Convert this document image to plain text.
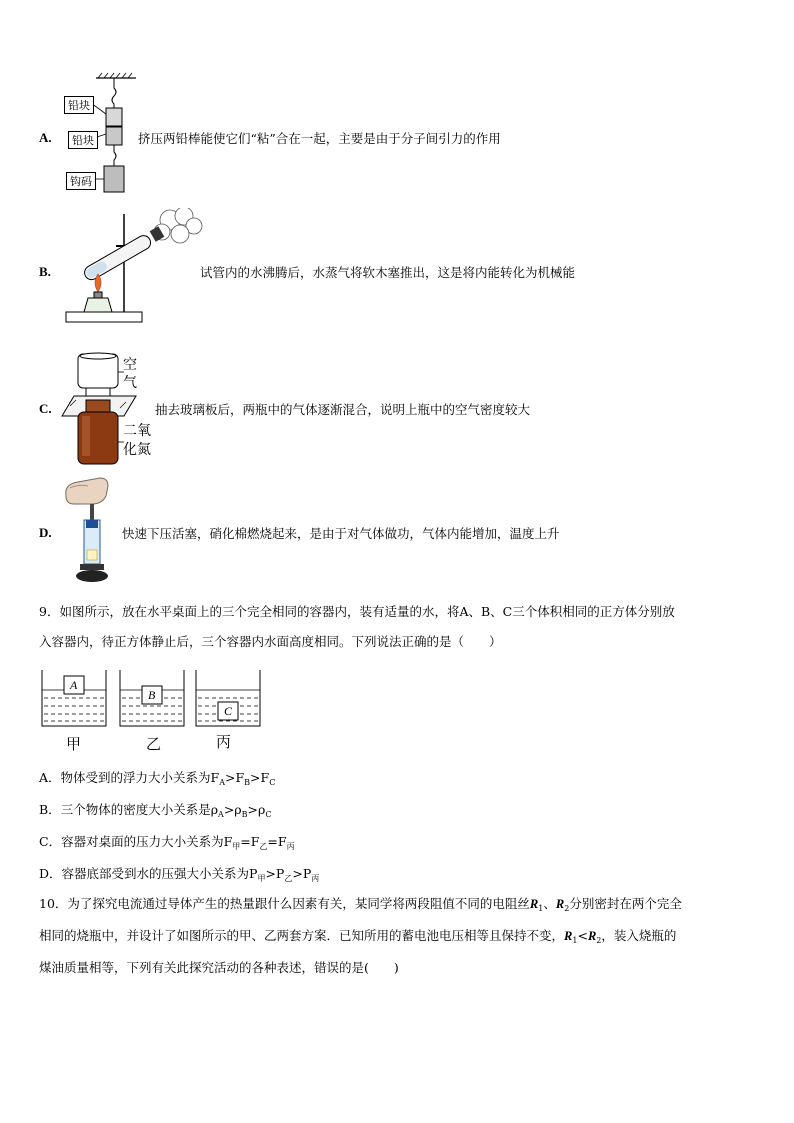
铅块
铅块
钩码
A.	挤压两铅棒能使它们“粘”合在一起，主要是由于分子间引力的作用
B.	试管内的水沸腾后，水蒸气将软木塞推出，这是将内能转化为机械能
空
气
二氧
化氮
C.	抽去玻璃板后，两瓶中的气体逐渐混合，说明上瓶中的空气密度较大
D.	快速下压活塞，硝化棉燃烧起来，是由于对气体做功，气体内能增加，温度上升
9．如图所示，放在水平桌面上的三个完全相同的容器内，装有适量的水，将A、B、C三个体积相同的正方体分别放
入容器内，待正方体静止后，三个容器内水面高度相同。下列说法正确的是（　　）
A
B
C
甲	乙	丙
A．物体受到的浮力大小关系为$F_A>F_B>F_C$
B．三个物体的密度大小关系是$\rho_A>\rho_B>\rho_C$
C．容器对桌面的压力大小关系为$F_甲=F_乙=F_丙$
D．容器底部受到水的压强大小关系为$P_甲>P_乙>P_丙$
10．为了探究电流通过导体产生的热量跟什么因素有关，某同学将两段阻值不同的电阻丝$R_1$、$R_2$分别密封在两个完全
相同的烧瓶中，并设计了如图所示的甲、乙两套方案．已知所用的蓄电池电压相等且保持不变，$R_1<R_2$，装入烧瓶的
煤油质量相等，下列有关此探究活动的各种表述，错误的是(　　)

***

Leave out all pictures, then copy the remaining material exactly.

_Output below_:
Convert this document image to plain text.
铅块
铅块
钩码
A.	挤压两铅棒能使它们“粘”合在一起，主要是由于分子间引力的作用
B.	试管内的水沸腾后，水蒸气将软木塞推出，这是将内能转化为机械能
空
气
二氧
化氮
C.	抽去玻璃板后，两瓶中的气体逐渐混合，说明上瓶中的空气密度较大
D.	快速下压活塞，硝化棉燃烧起来，是由于对气体做功，气体内能增加，温度上升
9．如图所示，放在水平桌面上的三个完全相同的容器内，装有适量的水，将A、B、C三个体积相同的正方体分别放
入容器内，待正方体静止后，三个容器内水面高度相同。下列说法正确的是（　　）
A
B
C
甲	乙	丙
A．物体受到的浮力大小关系为$F_A>F_B>F_C$
B．三个物体的密度大小关系是$\rho_A>\rho_B>\rho_C$
C．容器对桌面的压力大小关系为$F_甲=F_乙=F_丙$
D．容器底部受到水的压强大小关系为$P_甲>P_乙>P_丙$
10．为了探究电流通过导体产生的热量跟什么因素有关，某同学将两段阻值不同的电阻丝$R_1$、$R_2$分别密封在两个完全
相同的烧瓶中，并设计了如图所示的甲、乙两套方案．已知所用的蓄电池电压相等且保持不变，$R_1<R_2$，装入烧瓶的
煤油质量相等，下列有关此探究活动的各种表述，错误的是(　　)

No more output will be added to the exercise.